- **Task objective**
Take the entries below and print all of them exactly, please.

[start]

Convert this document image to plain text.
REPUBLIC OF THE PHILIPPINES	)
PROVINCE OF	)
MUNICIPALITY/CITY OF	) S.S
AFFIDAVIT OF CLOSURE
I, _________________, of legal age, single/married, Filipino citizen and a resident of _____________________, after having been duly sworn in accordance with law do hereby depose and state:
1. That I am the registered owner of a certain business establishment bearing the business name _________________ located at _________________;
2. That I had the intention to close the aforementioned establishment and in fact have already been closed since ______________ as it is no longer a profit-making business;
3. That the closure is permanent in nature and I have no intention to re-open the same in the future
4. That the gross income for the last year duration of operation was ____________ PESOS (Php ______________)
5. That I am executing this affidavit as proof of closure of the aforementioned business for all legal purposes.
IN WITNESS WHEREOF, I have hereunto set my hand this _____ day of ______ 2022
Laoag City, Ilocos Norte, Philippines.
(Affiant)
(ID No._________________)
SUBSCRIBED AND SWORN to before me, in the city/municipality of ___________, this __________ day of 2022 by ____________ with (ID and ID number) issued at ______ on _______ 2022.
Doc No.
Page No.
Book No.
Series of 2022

[end]

- **Result for this exercise**
Convert this document image to plain text.
REPUBLIC OF THE PHILIPPINES	)
PROVINCE OF	)
MUNICIPALITY/CITY OF	) S.S
AFFIDAVIT OF CLOSURE
I, _________________, of legal age, single/married, Filipino citizen and a resident of _____________________, after having been duly sworn in accordance with law do hereby depose and state:
1. That I am the registered owner of a certain business establishment bearing the business name _________________ located at _________________;
2. That I had the intention to close the aforementioned establishment and in fact have already been closed since ______________ as it is no longer a profit-making business;
3. That the closure is permanent in nature and I have no intention to re-open the same in the future
4. That the gross income for the last year duration of operation was ____________ PESOS (Php ______________)
5. That I am executing this affidavit as proof of closure of the aforementioned business for all legal purposes.
IN WITNESS WHEREOF, I have hereunto set my hand this _____ day of ______ 2022
Laoag City, Ilocos Norte, Philippines.
(Affiant)
(ID No._________________)
SUBSCRIBED AND SWORN to before me, in the city/municipality of ___________, this __________ day of 2022 by ____________ with (ID and ID number) issued at ______ on _______ 2022.
Doc No.
Page No.
Book No.
Series of 2022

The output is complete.